> _WORK TASK_
Return each entry word for word and skip its pictures.

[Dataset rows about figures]
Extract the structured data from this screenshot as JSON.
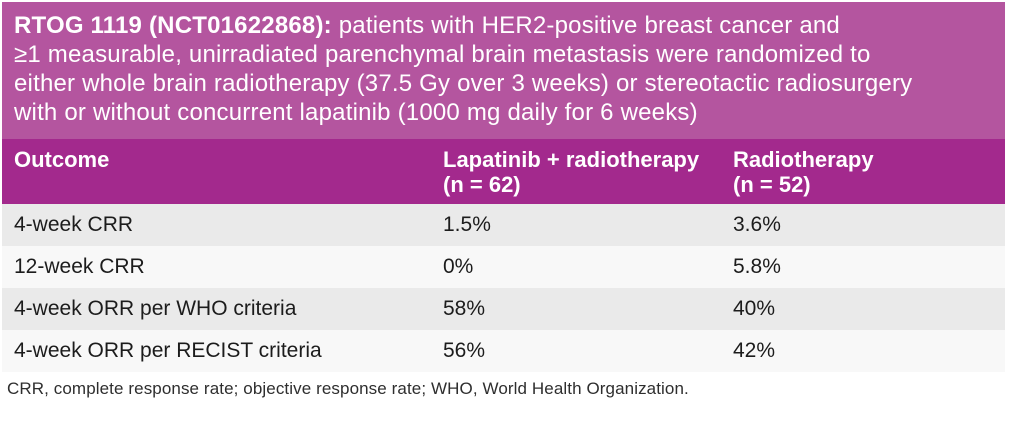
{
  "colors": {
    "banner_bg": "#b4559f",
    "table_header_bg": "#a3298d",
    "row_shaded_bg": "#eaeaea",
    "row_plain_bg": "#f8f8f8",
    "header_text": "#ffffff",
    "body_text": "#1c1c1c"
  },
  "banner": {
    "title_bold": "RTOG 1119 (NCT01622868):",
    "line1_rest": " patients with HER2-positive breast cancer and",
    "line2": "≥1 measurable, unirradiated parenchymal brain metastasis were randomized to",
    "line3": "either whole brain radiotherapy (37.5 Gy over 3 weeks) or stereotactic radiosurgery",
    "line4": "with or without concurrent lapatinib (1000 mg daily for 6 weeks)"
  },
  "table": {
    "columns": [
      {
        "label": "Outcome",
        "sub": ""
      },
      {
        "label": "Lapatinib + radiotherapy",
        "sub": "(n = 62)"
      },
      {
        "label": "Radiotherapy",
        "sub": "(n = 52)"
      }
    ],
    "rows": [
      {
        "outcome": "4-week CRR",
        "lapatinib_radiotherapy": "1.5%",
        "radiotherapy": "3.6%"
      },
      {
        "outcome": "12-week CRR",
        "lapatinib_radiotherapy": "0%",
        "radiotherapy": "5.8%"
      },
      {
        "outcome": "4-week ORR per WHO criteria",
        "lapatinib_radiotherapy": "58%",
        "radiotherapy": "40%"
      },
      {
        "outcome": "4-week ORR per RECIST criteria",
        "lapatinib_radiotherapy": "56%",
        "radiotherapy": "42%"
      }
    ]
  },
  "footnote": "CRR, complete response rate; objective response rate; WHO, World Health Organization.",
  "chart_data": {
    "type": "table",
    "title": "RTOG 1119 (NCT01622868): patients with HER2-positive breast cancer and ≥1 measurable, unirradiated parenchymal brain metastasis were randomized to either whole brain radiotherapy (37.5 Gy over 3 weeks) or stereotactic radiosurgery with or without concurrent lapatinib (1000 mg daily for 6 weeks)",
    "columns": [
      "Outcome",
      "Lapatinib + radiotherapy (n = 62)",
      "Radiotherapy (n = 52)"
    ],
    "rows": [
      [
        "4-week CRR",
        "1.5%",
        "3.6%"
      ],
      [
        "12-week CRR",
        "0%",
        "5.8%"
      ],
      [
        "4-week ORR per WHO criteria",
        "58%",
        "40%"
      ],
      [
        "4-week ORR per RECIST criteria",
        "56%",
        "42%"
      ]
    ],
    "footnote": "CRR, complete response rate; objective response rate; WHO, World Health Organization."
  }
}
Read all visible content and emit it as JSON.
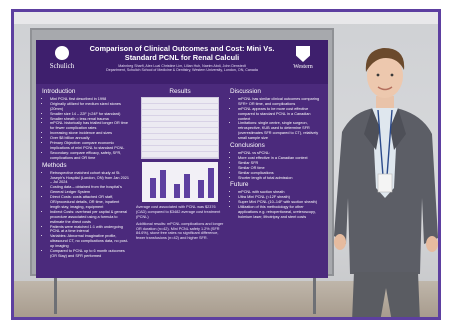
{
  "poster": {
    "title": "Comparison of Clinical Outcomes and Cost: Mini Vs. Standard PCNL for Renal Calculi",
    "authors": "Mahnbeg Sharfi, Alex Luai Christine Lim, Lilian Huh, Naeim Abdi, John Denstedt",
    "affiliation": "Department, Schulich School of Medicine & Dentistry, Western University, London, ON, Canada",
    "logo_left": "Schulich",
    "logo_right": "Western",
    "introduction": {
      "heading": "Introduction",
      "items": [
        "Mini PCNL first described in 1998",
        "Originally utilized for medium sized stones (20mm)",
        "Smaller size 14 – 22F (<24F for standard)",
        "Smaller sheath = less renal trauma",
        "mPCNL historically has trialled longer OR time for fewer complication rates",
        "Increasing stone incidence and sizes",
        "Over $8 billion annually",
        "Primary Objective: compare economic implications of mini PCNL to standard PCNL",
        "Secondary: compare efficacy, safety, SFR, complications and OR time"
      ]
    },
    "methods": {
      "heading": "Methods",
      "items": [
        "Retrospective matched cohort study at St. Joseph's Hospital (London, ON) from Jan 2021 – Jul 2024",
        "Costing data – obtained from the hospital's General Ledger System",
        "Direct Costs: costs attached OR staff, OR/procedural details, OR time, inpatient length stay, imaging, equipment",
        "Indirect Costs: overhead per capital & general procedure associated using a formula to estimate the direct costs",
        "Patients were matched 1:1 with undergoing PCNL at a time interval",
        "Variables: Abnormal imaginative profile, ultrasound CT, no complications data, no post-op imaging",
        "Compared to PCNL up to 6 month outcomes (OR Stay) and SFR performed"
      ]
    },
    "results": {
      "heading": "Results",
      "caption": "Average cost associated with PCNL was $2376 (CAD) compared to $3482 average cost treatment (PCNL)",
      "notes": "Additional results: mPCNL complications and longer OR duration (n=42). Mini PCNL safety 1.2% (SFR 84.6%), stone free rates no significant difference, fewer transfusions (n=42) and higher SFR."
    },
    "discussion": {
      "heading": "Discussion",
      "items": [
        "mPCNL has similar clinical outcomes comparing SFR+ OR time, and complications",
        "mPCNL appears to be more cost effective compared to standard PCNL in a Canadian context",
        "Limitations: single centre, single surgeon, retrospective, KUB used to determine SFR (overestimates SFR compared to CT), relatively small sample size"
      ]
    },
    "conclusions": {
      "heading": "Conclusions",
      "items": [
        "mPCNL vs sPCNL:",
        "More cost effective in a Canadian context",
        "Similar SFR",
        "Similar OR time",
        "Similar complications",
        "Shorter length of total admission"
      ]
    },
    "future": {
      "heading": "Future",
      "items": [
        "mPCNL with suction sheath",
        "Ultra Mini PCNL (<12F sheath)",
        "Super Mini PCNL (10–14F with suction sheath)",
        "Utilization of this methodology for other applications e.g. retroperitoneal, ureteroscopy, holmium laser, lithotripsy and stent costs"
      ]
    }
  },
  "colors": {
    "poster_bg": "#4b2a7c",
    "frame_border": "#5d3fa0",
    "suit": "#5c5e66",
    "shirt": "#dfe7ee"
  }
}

> _WRITTEN RESPONSE_
Extract the structured data from this screenshot as JSON.
{
  "colors": {
    "banner_bg": "#b4559f",
    "table_header_bg": "#a3298d",
    "row_shaded_bg": "#eaeaea",
    "row_plain_bg": "#f8f8f8",
    "header_text": "#ffffff",
    "body_text": "#1c1c1c"
  },
  "banner": {
    "title_bold": "RTOG 1119 (NCT01622868):",
    "line1_rest": " patients with HER2-positive breast cancer and",
    "line2": "≥1 measurable, unirradiated parenchymal brain metastasis were randomized to",
    "line3": "either whole brain radiotherapy (37.5 Gy over 3 weeks) or stereotactic radiosurgery",
    "line4": "with or without concurrent lapatinib (1000 mg daily for 6 weeks)"
  },
  "table": {
    "columns": [
      {
        "label": "Outcome",
        "sub": ""
      },
      {
        "label": "Lapatinib + radiotherapy",
        "sub": "(n = 62)"
      },
      {
        "label": "Radiotherapy",
        "sub": "(n = 52)"
      }
    ],
    "rows": [
      {
        "outcome": "4-week CRR",
        "lapatinib_radiotherapy": "1.5%",
        "radiotherapy": "3.6%"
      },
      {
        "outcome": "12-week CRR",
        "lapatinib_radiotherapy": "0%",
        "radiotherapy": "5.8%"
      },
      {
        "outcome": "4-week ORR per WHO criteria",
        "lapatinib_radiotherapy": "58%",
        "radiotherapy": "40%"
      },
      {
        "outcome": "4-week ORR per RECIST criteria",
        "lapatinib_radiotherapy": "56%",
        "radiotherapy": "42%"
      }
    ]
  },
  "footnote": "CRR, complete response rate; objective response rate; WHO, World Health Organization.",
  "chart_data": {
    "type": "table",
    "title": "RTOG 1119 (NCT01622868): patients with HER2-positive breast cancer and ≥1 measurable, unirradiated parenchymal brain metastasis were randomized to either whole brain radiotherapy (37.5 Gy over 3 weeks) or stereotactic radiosurgery with or without concurrent lapatinib (1000 mg daily for 6 weeks)",
    "columns": [
      "Outcome",
      "Lapatinib + radiotherapy (n = 62)",
      "Radiotherapy (n = 52)"
    ],
    "rows": [
      [
        "4-week CRR",
        "1.5%",
        "3.6%"
      ],
      [
        "12-week CRR",
        "0%",
        "5.8%"
      ],
      [
        "4-week ORR per WHO criteria",
        "58%",
        "40%"
      ],
      [
        "4-week ORR per RECIST criteria",
        "56%",
        "42%"
      ]
    ],
    "footnote": "CRR, complete response rate; objective response rate; WHO, World Health Organization."
  }
}
Read all visible content and emit it as JSON.
{
  "poster": {
    "title": "Comparison of Clinical Outcomes and Cost: Mini Vs. Standard PCNL for Renal Calculi",
    "authors": "Mahnbeg Sharfi, Alex Luai Christine Lim, Lilian Huh, Naeim Abdi, John Denstedt",
    "affiliation": "Department, Schulich School of Medicine & Dentistry, Western University, London, ON, Canada",
    "logo_left": "Schulich",
    "logo_right": "Western",
    "introduction": {
      "heading": "Introduction",
      "items": [
        "Mini PCNL first described in 1998",
        "Originally utilized for medium sized stones (20mm)",
        "Smaller size 14 – 22F (<24F for standard)",
        "Smaller sheath = less renal trauma",
        "mPCNL historically has trialled longer OR time for fewer complication rates",
        "Increasing stone incidence and sizes",
        "Over $8 billion annually",
        "Primary Objective: compare economic implications of mini PCNL to standard PCNL",
        "Secondary: compare efficacy, safety, SFR, complications and OR time"
      ]
    },
    "methods": {
      "heading": "Methods",
      "items": [
        "Retrospective matched cohort study at St. Joseph's Hospital (London, ON) from Jan 2021 – Jul 2024",
        "Costing data – obtained from the hospital's General Ledger System",
        "Direct Costs: costs attached OR staff, OR/procedural details, OR time, inpatient length stay, imaging, equipment",
        "Indirect Costs: overhead per capital & general procedure associated using a formula to estimate the direct costs",
        "Patients were matched 1:1 with undergoing PCNL at a time interval",
        "Variables: Abnormal imaginative profile, ultrasound CT, no complications data, no post-op imaging",
        "Compared to PCNL up to 6 month outcomes (OR Stay) and SFR performed"
      ]
    },
    "results": {
      "heading": "Results",
      "caption": "Average cost associated with PCNL was $2376 (CAD) compared to $3482 average cost treatment (PCNL)",
      "notes": "Additional results: mPCNL complications and longer OR duration (n=42). Mini PCNL safety 1.2% (SFR 84.6%), stone free rates no significant difference, fewer transfusions (n=42) and higher SFR."
    },
    "discussion": {
      "heading": "Discussion",
      "items": [
        "mPCNL has similar clinical outcomes comparing SFR+ OR time, and complications",
        "mPCNL appears to be more cost effective compared to standard PCNL in a Canadian context",
        "Limitations: single centre, single surgeon, retrospective, KUB used to determine SFR (overestimates SFR compared to CT), relatively small sample size"
      ]
    },
    "conclusions": {
      "heading": "Conclusions",
      "items": [
        "mPCNL vs sPCNL:",
        "More cost effective in a Canadian context",
        "Similar SFR",
        "Similar OR time",
        "Similar complications",
        "Shorter length of total admission"
      ]
    },
    "future": {
      "heading": "Future",
      "items": [
        "mPCNL with suction sheath",
        "Ultra Mini PCNL (<12F sheath)",
        "Super Mini PCNL (10–14F with suction sheath)",
        "Utilization of this methodology for other applications e.g. retroperitoneal, ureteroscopy, holmium laser, lithotripsy and stent costs"
      ]
    }
  },
  "colors": {
    "poster_bg": "#4b2a7c",
    "frame_border": "#5d3fa0",
    "suit": "#5c5e66",
    "shirt": "#dfe7ee"
  }
}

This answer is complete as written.